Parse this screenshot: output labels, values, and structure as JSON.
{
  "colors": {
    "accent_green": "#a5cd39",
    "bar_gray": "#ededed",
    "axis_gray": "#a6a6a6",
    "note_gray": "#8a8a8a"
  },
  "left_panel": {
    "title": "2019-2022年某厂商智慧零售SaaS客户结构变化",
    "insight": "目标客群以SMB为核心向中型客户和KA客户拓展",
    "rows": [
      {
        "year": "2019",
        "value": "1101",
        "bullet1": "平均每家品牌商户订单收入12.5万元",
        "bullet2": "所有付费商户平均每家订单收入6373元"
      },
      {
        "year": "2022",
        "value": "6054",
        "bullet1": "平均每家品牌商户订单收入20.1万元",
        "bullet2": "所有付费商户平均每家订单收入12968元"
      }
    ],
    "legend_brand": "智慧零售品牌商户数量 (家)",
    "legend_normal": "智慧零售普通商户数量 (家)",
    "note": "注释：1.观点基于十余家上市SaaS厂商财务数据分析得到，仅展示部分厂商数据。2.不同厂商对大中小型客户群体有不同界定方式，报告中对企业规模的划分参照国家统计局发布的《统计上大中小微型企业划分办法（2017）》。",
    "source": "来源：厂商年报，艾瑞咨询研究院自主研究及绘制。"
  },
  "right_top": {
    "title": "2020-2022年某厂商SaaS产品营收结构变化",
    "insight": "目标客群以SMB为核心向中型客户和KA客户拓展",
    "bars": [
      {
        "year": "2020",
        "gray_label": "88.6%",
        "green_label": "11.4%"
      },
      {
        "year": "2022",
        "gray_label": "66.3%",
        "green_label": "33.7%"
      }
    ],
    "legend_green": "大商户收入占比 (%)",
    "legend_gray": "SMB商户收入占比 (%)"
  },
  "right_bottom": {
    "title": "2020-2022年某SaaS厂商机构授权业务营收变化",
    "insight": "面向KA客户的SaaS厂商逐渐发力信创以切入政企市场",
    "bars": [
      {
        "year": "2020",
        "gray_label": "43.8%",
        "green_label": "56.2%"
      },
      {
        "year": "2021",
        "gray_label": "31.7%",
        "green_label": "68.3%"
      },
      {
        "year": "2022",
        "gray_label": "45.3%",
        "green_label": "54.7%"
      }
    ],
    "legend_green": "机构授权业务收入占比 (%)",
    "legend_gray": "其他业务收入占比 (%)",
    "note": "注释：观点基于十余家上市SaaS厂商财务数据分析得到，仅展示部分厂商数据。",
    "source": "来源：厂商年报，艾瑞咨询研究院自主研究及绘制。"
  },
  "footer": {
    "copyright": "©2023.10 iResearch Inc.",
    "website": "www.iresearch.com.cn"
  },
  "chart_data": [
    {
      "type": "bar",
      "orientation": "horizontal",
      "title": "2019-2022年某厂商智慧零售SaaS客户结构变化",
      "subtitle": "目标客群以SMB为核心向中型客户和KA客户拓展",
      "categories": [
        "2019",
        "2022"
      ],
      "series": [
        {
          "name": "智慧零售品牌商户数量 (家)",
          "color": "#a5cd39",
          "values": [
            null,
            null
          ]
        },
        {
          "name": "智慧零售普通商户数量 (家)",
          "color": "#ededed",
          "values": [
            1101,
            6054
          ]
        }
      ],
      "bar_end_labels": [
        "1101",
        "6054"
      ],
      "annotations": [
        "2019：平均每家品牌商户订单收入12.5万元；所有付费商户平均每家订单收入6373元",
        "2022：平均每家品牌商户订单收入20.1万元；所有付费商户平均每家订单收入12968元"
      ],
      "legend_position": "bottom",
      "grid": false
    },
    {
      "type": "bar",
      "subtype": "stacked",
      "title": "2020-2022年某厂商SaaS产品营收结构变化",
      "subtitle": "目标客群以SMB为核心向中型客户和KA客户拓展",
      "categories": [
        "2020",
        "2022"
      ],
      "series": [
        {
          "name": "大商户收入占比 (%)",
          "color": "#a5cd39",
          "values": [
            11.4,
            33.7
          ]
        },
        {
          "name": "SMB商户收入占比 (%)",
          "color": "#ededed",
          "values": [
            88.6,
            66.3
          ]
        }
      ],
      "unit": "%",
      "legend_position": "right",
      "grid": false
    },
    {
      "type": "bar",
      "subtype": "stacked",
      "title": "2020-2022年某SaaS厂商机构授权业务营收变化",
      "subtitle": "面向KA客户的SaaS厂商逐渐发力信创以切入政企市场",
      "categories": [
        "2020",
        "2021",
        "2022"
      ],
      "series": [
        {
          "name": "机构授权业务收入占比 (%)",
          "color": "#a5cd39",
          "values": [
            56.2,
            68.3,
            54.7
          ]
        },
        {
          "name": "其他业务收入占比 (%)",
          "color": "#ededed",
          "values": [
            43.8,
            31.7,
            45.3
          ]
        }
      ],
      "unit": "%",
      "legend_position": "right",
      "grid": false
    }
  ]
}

.....

• _Required work_
Copy out all of the records shown above exactly.

• _The solution_
Parse this screenshot: output labels, values, and structure as JSON.
{
  "colors": {
    "accent_green": "#a5cd39",
    "bar_gray": "#ededed",
    "axis_gray": "#a6a6a6",
    "note_gray": "#8a8a8a"
  },
  "left_panel": {
    "title": "2019-2022年某厂商智慧零售SaaS客户结构变化",
    "insight": "目标客群以SMB为核心向中型客户和KA客户拓展",
    "rows": [
      {
        "year": "2019",
        "value": "1101",
        "bullet1": "平均每家品牌商户订单收入12.5万元",
        "bullet2": "所有付费商户平均每家订单收入6373元"
      },
      {
        "year": "2022",
        "value": "6054",
        "bullet1": "平均每家品牌商户订单收入20.1万元",
        "bullet2": "所有付费商户平均每家订单收入12968元"
      }
    ],
    "legend_brand": "智慧零售品牌商户数量 (家)",
    "legend_normal": "智慧零售普通商户数量 (家)",
    "note": "注释：1.观点基于十余家上市SaaS厂商财务数据分析得到，仅展示部分厂商数据。2.不同厂商对大中小型客户群体有不同界定方式，报告中对企业规模的划分参照国家统计局发布的《统计上大中小微型企业划分办法（2017）》。",
    "source": "来源：厂商年报，艾瑞咨询研究院自主研究及绘制。"
  },
  "right_top": {
    "title": "2020-2022年某厂商SaaS产品营收结构变化",
    "insight": "目标客群以SMB为核心向中型客户和KA客户拓展",
    "bars": [
      {
        "year": "2020",
        "gray_label": "88.6%",
        "green_label": "11.4%"
      },
      {
        "year": "2022",
        "gray_label": "66.3%",
        "green_label": "33.7%"
      }
    ],
    "legend_green": "大商户收入占比 (%)",
    "legend_gray": "SMB商户收入占比 (%)"
  },
  "right_bottom": {
    "title": "2020-2022年某SaaS厂商机构授权业务营收变化",
    "insight": "面向KA客户的SaaS厂商逐渐发力信创以切入政企市场",
    "bars": [
      {
        "year": "2020",
        "gray_label": "43.8%",
        "green_label": "56.2%"
      },
      {
        "year": "2021",
        "gray_label": "31.7%",
        "green_label": "68.3%"
      },
      {
        "year": "2022",
        "gray_label": "45.3%",
        "green_label": "54.7%"
      }
    ],
    "legend_green": "机构授权业务收入占比 (%)",
    "legend_gray": "其他业务收入占比 (%)",
    "note": "注释：观点基于十余家上市SaaS厂商财务数据分析得到，仅展示部分厂商数据。",
    "source": "来源：厂商年报，艾瑞咨询研究院自主研究及绘制。"
  },
  "footer": {
    "copyright": "©2023.10 iResearch Inc.",
    "website": "www.iresearch.com.cn"
  },
  "chart_data": [
    {
      "type": "bar",
      "orientation": "horizontal",
      "title": "2019-2022年某厂商智慧零售SaaS客户结构变化",
      "subtitle": "目标客群以SMB为核心向中型客户和KA客户拓展",
      "categories": [
        "2019",
        "2022"
      ],
      "series": [
        {
          "name": "智慧零售品牌商户数量 (家)",
          "color": "#a5cd39",
          "values": [
            null,
            null
          ]
        },
        {
          "name": "智慧零售普通商户数量 (家)",
          "color": "#ededed",
          "values": [
            1101,
            6054
          ]
        }
      ],
      "bar_end_labels": [
        "1101",
        "6054"
      ],
      "annotations": [
        "2019：平均每家品牌商户订单收入12.5万元；所有付费商户平均每家订单收入6373元",
        "2022：平均每家品牌商户订单收入20.1万元；所有付费商户平均每家订单收入12968元"
      ],
      "legend_position": "bottom",
      "grid": false
    },
    {
      "type": "bar",
      "subtype": "stacked",
      "title": "2020-2022年某厂商SaaS产品营收结构变化",
      "subtitle": "目标客群以SMB为核心向中型客户和KA客户拓展",
      "categories": [
        "2020",
        "2022"
      ],
      "series": [
        {
          "name": "大商户收入占比 (%)",
          "color": "#a5cd39",
          "values": [
            11.4,
            33.7
          ]
        },
        {
          "name": "SMB商户收入占比 (%)",
          "color": "#ededed",
          "values": [
            88.6,
            66.3
          ]
        }
      ],
      "unit": "%",
      "legend_position": "right",
      "grid": false
    },
    {
      "type": "bar",
      "subtype": "stacked",
      "title": "2020-2022年某SaaS厂商机构授权业务营收变化",
      "subtitle": "面向KA客户的SaaS厂商逐渐发力信创以切入政企市场",
      "categories": [
        "2020",
        "2021",
        "2022"
      ],
      "series": [
        {
          "name": "机构授权业务收入占比 (%)",
          "color": "#a5cd39",
          "values": [
            56.2,
            68.3,
            54.7
          ]
        },
        {
          "name": "其他业务收入占比 (%)",
          "color": "#ededed",
          "values": [
            43.8,
            31.7,
            45.3
          ]
        }
      ],
      "unit": "%",
      "legend_position": "right",
      "grid": false
    }
  ]
}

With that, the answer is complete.